Written exercise -> Return every line below in which "Imran" appears.

····················

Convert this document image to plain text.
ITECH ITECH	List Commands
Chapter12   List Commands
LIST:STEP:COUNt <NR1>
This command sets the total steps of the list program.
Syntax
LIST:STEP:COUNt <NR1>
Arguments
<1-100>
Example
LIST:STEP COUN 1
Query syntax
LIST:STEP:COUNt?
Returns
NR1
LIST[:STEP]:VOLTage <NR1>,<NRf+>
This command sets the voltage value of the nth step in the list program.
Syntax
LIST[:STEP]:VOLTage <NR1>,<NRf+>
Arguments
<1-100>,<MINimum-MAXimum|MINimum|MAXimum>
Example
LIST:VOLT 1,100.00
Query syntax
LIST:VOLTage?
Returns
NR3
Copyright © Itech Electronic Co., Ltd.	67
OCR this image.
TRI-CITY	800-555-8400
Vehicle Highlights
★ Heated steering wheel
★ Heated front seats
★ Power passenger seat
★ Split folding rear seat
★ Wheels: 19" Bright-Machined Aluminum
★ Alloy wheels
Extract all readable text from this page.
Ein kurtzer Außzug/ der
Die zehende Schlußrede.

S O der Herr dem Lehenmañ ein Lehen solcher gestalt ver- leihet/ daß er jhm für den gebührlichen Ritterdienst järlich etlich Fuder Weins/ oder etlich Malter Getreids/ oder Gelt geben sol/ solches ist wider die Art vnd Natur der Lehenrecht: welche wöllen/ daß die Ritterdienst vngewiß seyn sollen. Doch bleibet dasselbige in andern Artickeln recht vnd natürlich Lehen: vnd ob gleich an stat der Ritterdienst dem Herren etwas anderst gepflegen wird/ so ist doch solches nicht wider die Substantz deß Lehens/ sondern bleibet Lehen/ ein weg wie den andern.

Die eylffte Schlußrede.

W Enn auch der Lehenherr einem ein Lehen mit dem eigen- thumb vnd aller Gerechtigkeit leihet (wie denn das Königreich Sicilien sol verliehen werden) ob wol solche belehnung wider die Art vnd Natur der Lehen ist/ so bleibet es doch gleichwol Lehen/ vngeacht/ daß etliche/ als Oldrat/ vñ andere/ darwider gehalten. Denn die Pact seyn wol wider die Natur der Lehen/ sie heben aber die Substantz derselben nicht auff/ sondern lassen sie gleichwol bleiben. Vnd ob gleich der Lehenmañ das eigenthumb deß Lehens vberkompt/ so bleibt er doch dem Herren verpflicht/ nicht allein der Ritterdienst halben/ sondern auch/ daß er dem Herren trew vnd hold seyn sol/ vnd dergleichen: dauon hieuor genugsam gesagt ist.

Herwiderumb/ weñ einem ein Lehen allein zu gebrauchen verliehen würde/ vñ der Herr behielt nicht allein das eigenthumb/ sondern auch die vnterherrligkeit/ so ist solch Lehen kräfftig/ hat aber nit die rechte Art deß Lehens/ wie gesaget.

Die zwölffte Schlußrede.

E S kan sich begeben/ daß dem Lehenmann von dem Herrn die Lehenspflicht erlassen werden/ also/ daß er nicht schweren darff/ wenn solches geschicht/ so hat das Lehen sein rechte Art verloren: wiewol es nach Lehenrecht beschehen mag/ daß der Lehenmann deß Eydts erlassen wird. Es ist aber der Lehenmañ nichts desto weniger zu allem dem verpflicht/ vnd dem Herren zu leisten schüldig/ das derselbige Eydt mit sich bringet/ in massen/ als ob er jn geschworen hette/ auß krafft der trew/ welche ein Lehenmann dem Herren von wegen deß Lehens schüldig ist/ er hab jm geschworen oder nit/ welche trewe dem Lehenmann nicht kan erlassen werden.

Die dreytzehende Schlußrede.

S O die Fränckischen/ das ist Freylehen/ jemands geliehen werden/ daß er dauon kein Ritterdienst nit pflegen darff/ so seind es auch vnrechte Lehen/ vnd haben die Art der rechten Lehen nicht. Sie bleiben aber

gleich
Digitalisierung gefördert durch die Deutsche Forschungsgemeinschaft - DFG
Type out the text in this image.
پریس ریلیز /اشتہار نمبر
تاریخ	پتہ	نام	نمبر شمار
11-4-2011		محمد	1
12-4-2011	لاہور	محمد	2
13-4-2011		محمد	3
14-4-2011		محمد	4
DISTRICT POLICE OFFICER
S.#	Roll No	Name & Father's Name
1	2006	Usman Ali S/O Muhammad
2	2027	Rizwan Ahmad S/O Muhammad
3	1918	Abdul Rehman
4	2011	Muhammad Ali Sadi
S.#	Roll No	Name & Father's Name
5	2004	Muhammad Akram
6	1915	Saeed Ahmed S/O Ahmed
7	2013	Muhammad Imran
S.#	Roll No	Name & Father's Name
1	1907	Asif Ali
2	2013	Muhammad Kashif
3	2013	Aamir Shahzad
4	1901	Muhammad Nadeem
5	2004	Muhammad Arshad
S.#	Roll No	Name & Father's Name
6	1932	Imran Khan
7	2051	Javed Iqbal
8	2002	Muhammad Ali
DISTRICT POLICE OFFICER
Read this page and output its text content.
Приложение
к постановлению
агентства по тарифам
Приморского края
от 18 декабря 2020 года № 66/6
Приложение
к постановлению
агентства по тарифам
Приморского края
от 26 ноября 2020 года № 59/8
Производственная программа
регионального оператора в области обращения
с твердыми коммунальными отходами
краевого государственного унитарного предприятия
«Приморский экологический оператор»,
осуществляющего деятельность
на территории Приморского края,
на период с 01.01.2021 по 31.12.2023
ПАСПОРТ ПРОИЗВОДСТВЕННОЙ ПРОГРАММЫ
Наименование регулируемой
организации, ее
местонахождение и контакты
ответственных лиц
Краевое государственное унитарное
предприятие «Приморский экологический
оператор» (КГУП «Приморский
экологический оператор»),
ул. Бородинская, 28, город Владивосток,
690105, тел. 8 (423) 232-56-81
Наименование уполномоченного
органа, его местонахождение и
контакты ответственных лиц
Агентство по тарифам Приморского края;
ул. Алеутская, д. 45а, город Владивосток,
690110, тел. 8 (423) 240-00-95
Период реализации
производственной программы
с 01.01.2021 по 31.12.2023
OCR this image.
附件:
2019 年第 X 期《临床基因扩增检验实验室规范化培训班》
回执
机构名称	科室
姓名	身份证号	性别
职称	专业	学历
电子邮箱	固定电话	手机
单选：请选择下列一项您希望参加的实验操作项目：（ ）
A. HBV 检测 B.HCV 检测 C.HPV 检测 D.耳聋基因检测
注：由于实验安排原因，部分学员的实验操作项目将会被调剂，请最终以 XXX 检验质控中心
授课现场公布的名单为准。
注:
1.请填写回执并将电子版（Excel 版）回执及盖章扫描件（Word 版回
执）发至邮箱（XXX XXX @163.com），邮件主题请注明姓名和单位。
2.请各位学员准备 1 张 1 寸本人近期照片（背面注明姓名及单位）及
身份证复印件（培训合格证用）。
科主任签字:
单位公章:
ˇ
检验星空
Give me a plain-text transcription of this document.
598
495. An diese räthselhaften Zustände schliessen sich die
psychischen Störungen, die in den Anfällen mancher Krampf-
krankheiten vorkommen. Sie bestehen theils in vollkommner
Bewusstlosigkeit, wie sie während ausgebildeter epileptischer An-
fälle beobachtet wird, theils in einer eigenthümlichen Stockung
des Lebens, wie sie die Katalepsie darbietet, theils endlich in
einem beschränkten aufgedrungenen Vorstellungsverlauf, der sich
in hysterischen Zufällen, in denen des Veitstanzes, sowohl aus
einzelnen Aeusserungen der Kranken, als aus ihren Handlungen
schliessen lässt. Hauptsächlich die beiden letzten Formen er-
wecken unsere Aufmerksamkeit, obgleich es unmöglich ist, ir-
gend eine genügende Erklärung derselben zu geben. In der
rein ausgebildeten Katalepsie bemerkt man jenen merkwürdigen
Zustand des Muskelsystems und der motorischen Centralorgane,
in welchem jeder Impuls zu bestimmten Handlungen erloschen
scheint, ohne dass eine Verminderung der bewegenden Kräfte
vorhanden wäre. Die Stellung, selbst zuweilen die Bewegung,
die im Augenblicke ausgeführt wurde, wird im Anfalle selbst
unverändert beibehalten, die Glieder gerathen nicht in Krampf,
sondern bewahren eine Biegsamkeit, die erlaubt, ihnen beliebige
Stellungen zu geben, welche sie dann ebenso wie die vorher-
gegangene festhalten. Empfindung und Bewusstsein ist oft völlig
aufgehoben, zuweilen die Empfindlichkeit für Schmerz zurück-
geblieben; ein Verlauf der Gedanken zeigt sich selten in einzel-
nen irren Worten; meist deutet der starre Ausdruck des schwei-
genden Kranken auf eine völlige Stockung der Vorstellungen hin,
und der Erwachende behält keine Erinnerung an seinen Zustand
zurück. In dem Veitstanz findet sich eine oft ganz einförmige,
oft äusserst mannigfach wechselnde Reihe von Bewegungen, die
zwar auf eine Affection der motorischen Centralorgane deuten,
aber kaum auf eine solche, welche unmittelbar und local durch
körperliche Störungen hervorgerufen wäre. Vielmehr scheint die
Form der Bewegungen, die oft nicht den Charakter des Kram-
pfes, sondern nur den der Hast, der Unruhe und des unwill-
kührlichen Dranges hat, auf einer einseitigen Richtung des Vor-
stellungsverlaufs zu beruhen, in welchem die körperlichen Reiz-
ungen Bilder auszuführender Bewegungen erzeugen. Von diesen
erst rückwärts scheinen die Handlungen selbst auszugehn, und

····················

Reply to the exercise ->
7	2013	Muhammad Imran
6	1932	Imran Khan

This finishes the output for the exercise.